--- start of Data section ---
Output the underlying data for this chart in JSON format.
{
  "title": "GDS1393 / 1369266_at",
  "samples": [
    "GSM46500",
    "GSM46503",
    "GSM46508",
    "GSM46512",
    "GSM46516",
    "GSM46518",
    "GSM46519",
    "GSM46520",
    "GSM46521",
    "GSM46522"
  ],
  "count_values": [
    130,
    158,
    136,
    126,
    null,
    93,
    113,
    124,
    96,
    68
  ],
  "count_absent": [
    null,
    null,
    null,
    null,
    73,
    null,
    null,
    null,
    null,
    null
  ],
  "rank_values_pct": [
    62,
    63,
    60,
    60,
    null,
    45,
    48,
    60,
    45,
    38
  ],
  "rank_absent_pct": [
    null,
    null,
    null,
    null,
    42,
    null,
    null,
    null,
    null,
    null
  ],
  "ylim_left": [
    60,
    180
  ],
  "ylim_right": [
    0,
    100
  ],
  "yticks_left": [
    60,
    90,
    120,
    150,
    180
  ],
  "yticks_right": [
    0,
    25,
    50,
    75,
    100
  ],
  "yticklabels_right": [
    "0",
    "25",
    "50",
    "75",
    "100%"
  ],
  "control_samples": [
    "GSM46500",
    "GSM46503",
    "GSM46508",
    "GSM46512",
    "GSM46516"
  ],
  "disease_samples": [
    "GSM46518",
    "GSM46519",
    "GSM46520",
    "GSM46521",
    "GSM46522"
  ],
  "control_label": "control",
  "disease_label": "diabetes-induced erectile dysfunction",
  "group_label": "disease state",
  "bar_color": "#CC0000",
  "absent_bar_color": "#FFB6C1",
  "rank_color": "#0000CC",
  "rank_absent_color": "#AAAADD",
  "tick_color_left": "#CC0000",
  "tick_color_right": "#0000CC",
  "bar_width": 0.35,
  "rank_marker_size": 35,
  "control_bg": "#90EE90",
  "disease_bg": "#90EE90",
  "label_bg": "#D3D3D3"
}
--- end of Data section ---
→ **Directions**:
Give every line of the material again, exactly as it reads.

→ **Response to this task**:
Output the underlying data for this chart in JSON format.
{
  "title": "GDS1393 / 1369266_at",
  "samples": [
    "GSM46500",
    "GSM46503",
    "GSM46508",
    "GSM46512",
    "GSM46516",
    "GSM46518",
    "GSM46519",
    "GSM46520",
    "GSM46521",
    "GSM46522"
  ],
  "count_values": [
    130,
    158,
    136,
    126,
    null,
    93,
    113,
    124,
    96,
    68
  ],
  "count_absent": [
    null,
    null,
    null,
    null,
    73,
    null,
    null,
    null,
    null,
    null
  ],
  "rank_values_pct": [
    62,
    63,
    60,
    60,
    null,
    45,
    48,
    60,
    45,
    38
  ],
  "rank_absent_pct": [
    null,
    null,
    null,
    null,
    42,
    null,
    null,
    null,
    null,
    null
  ],
  "ylim_left": [
    60,
    180
  ],
  "ylim_right": [
    0,
    100
  ],
  "yticks_left": [
    60,
    90,
    120,
    150,
    180
  ],
  "yticks_right": [
    0,
    25,
    50,
    75,
    100
  ],
  "yticklabels_right": [
    "0",
    "25",
    "50",
    "75",
    "100%"
  ],
  "control_samples": [
    "GSM46500",
    "GSM46503",
    "GSM46508",
    "GSM46512",
    "GSM46516"
  ],
  "disease_samples": [
    "GSM46518",
    "GSM46519",
    "GSM46520",
    "GSM46521",
    "GSM46522"
  ],
  "control_label": "control",
  "disease_label": "diabetes-induced erectile dysfunction",
  "group_label": "disease state",
  "bar_color": "#CC0000",
  "absent_bar_color": "#FFB6C1",
  "rank_color": "#0000CC",
  "rank_absent_color": "#AAAADD",
  "tick_color_left": "#CC0000",
  "tick_color_right": "#0000CC",
  "bar_width": 0.35,
  "rank_marker_size": 35,
  "control_bg": "#90EE90",
  "disease_bg": "#90EE90",
  "label_bg": "#D3D3D3"
}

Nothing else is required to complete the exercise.